WHAT THE EXERCISE ASKS: Identify, in the records below, every line where the string "object" appears, and copy each such line.

*** RECORD EXCERPTS

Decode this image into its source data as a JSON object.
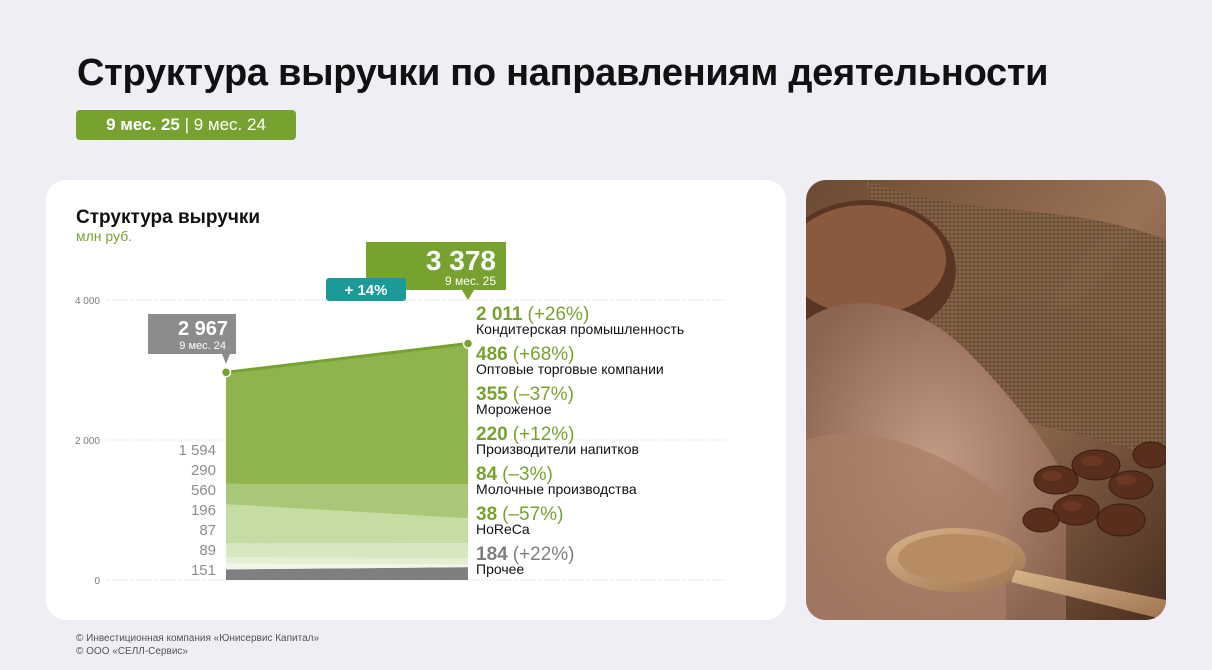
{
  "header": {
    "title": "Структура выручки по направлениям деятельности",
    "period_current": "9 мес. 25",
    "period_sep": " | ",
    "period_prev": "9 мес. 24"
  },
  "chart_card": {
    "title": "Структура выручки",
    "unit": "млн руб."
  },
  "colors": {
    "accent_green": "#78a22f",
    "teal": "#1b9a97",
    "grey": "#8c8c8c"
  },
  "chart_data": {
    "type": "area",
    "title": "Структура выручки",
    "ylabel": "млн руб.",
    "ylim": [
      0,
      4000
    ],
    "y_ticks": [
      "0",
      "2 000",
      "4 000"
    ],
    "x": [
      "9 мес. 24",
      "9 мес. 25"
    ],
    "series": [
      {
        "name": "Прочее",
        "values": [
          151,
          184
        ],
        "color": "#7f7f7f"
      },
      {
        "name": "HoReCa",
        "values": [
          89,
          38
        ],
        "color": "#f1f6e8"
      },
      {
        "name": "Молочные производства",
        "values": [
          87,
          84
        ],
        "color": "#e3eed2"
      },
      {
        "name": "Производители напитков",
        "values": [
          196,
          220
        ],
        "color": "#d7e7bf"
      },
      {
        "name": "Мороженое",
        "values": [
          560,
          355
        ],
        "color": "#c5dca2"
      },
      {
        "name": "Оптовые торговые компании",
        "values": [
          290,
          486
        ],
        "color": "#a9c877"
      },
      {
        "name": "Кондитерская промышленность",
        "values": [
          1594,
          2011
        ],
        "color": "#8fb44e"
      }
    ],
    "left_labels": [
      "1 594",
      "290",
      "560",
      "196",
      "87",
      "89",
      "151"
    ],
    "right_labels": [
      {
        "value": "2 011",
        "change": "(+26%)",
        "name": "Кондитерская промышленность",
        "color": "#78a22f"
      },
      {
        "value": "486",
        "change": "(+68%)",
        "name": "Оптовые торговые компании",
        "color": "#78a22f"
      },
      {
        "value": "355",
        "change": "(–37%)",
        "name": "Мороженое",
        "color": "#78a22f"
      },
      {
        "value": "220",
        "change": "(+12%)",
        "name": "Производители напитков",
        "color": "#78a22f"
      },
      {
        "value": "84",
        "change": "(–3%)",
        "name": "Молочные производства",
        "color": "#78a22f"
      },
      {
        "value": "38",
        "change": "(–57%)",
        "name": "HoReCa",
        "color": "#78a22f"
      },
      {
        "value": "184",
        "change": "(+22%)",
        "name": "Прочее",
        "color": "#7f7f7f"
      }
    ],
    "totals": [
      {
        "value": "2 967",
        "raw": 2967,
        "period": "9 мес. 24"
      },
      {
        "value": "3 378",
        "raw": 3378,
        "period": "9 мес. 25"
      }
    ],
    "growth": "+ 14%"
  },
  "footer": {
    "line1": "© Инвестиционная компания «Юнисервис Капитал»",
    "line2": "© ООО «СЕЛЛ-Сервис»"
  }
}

******
*** RECORD EXCERPTS

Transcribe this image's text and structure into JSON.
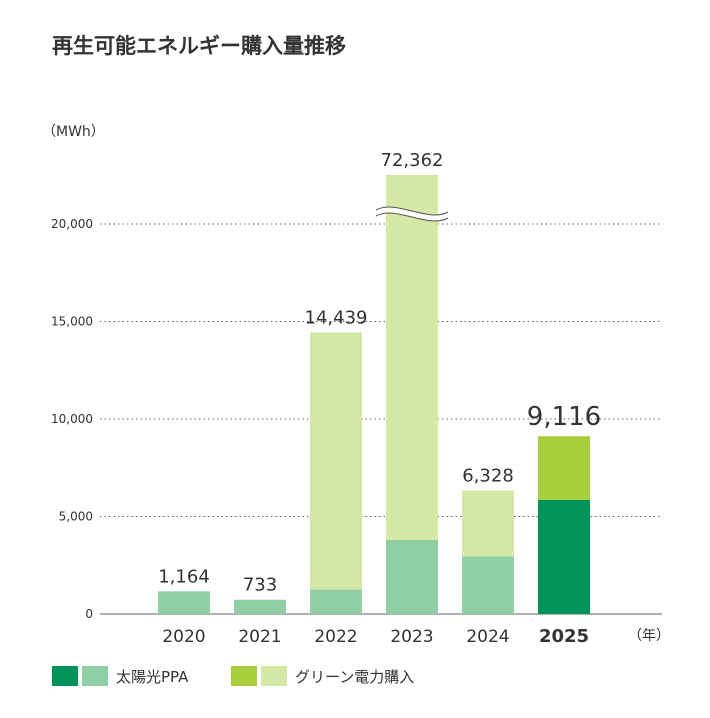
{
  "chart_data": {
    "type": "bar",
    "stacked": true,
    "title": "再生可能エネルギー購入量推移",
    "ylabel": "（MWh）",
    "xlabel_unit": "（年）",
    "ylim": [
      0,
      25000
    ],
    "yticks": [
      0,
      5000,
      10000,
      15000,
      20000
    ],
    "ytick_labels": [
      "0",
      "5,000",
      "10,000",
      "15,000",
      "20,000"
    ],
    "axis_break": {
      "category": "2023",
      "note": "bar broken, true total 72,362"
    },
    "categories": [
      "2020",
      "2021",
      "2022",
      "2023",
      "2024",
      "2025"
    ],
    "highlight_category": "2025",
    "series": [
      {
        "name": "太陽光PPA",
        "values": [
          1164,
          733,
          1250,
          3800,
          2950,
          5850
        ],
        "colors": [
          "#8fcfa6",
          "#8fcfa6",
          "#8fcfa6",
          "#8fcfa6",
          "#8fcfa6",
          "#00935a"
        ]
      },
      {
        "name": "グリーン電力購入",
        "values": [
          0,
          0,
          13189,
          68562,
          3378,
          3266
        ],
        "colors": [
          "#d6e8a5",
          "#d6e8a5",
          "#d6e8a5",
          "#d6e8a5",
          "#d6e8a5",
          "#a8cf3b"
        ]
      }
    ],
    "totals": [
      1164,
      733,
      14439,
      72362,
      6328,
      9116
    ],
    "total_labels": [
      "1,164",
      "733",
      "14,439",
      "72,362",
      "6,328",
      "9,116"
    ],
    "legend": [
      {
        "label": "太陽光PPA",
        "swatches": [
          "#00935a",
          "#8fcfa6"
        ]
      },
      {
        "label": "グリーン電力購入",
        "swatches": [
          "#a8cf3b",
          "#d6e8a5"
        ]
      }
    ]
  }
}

******
*** RECORD EXCERPTS

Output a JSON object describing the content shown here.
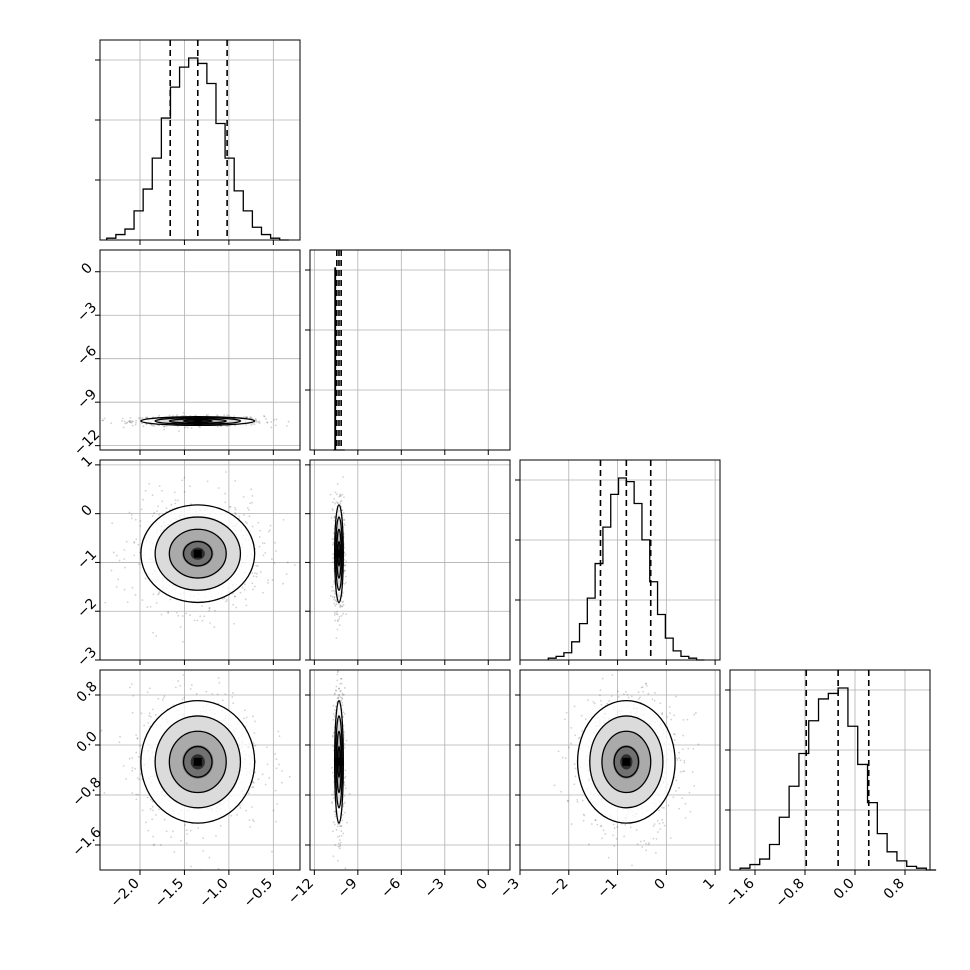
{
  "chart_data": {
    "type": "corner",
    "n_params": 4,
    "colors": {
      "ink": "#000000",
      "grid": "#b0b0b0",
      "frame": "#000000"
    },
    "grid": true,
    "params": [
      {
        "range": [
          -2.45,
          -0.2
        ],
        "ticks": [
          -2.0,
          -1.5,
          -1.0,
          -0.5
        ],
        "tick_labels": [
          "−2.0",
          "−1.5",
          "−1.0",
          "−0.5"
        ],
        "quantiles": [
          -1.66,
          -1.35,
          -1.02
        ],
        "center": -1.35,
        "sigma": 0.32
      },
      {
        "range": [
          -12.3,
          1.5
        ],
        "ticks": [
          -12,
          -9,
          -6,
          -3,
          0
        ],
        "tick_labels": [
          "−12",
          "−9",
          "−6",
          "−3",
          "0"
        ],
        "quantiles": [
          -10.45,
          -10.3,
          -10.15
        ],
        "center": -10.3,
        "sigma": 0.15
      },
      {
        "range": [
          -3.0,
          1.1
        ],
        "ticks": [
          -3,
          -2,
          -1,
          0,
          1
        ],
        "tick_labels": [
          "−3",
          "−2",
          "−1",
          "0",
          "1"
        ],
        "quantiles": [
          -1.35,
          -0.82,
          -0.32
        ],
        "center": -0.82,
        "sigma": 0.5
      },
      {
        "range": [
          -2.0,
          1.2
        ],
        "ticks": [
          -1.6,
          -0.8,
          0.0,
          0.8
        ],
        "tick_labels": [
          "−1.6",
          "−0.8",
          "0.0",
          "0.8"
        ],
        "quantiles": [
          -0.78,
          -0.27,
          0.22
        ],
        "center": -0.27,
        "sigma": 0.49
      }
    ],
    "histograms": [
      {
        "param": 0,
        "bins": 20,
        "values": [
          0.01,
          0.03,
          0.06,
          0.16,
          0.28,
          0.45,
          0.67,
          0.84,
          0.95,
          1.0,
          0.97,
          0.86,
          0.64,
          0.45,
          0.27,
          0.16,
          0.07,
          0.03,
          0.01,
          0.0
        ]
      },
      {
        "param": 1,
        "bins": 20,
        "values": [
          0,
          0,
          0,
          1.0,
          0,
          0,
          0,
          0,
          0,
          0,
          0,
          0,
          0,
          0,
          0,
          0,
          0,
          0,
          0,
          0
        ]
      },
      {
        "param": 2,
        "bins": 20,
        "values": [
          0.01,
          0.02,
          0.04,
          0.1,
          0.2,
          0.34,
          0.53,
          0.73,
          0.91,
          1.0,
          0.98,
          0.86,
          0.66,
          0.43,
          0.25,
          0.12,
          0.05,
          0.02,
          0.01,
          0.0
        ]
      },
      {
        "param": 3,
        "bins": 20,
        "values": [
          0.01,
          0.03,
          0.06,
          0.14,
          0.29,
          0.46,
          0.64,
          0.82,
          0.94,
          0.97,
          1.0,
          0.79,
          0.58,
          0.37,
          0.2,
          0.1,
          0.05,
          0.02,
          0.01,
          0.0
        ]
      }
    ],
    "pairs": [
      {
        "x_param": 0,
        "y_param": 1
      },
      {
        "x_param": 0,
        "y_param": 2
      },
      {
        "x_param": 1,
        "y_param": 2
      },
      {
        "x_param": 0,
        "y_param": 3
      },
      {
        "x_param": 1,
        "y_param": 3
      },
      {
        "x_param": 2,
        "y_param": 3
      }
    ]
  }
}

******

RESULT FOR THIS TASK:
Decode this image into its source data as a JSON object.
Output a JSON object describing the content shown here.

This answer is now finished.